## [Task]
Wherever the word "ограниченной" appears in the entries, copy the whole line.

:: The data ::

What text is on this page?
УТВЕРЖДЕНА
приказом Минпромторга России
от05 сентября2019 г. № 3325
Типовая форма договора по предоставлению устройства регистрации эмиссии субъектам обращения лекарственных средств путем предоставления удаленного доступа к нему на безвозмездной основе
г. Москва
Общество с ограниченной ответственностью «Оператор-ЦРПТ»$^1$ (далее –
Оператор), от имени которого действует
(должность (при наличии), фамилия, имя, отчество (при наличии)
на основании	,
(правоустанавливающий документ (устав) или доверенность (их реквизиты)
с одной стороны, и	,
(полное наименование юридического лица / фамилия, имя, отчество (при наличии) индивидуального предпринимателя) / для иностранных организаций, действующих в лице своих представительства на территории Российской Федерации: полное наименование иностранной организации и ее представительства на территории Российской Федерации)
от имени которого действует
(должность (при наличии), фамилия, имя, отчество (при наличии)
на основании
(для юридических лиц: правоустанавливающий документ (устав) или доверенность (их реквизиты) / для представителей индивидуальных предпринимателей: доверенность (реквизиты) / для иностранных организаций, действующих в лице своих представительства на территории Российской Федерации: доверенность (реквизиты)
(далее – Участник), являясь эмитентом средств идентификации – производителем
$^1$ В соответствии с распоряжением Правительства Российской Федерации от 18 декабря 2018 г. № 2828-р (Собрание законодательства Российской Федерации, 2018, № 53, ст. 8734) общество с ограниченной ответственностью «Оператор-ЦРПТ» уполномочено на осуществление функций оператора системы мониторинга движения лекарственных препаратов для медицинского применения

:::

## [Correct result]
Общество с ограниченной ответственностью «Оператор-ЦРПТ»$^1$ (далее –
$^1$ В соответствии с распоряжением Правительства Российской Федерации от 18 декабря 2018 г. № 2828-р (Собрание законодательства Российской Федерации, 2018, № 53, ст. 8734) общество с ограниченной ответственностью «Оператор-ЦРПТ» уполномочено на осуществление функций оператора системы мониторинга движения лекарственных препаратов для медицинского применения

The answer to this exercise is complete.